▶ THE INPUT:
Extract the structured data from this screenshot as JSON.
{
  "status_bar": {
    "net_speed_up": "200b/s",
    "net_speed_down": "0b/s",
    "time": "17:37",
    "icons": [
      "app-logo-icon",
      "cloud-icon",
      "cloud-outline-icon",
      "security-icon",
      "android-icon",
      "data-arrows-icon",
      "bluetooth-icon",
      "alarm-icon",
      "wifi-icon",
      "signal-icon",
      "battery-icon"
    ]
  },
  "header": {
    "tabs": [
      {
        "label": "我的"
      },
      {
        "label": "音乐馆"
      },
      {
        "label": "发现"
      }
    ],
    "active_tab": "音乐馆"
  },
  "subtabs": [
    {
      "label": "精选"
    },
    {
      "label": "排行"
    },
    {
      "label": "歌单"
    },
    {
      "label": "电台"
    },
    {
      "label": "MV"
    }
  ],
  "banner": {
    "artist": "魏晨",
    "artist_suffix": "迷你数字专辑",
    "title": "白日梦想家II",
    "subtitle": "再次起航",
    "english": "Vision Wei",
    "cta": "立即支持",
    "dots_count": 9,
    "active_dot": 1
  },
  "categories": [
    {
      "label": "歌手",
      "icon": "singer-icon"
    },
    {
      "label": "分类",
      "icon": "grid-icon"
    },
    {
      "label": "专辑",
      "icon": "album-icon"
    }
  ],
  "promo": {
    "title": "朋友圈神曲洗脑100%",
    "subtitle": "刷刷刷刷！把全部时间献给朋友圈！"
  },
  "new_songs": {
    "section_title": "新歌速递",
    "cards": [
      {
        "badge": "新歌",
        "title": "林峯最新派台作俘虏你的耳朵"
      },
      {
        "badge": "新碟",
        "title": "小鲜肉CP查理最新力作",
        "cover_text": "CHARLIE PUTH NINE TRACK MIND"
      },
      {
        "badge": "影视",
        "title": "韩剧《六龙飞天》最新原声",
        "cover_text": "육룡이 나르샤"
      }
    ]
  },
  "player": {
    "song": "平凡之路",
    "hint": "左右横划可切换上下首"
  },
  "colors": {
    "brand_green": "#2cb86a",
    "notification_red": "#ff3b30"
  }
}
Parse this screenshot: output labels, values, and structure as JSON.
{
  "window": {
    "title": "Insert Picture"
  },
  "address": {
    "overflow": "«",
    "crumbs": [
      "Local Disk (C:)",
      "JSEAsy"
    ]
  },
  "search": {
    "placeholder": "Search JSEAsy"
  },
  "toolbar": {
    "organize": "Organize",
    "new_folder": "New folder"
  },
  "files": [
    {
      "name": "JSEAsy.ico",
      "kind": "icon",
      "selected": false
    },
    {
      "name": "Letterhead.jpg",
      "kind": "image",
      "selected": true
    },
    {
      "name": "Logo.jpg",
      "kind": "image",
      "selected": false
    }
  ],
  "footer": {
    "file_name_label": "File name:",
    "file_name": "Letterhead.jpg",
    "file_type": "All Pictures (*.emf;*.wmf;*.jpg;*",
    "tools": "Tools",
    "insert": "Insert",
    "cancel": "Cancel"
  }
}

▶ TO BE DONE: Give back, exactly as written, the lines from the one with "Parse this screenshot: output" to the last line.

▶ RESULT FOR THIS TASK:
Parse this screenshot: output labels, values, and structure as JSON.
{
  "window": {
    "title": "Insert Picture"
  },
  "address": {
    "overflow": "«",
    "crumbs": [
      "Local Disk (C:)",
      "JSEAsy"
    ]
  },
  "search": {
    "placeholder": "Search JSEAsy"
  },
  "toolbar": {
    "organize": "Organize",
    "new_folder": "New folder"
  },
  "files": [
    {
      "name": "JSEAsy.ico",
      "kind": "icon",
      "selected": false
    },
    {
      "name": "Letterhead.jpg",
      "kind": "image",
      "selected": true
    },
    {
      "name": "Logo.jpg",
      "kind": "image",
      "selected": false
    }
  ],
  "footer": {
    "file_name_label": "File name:",
    "file_name": "Letterhead.jpg",
    "file_type": "All Pictures (*.emf;*.wmf;*.jpg;*",
    "tools": "Tools",
    "insert": "Insert",
    "cancel": "Cancel"
  }
}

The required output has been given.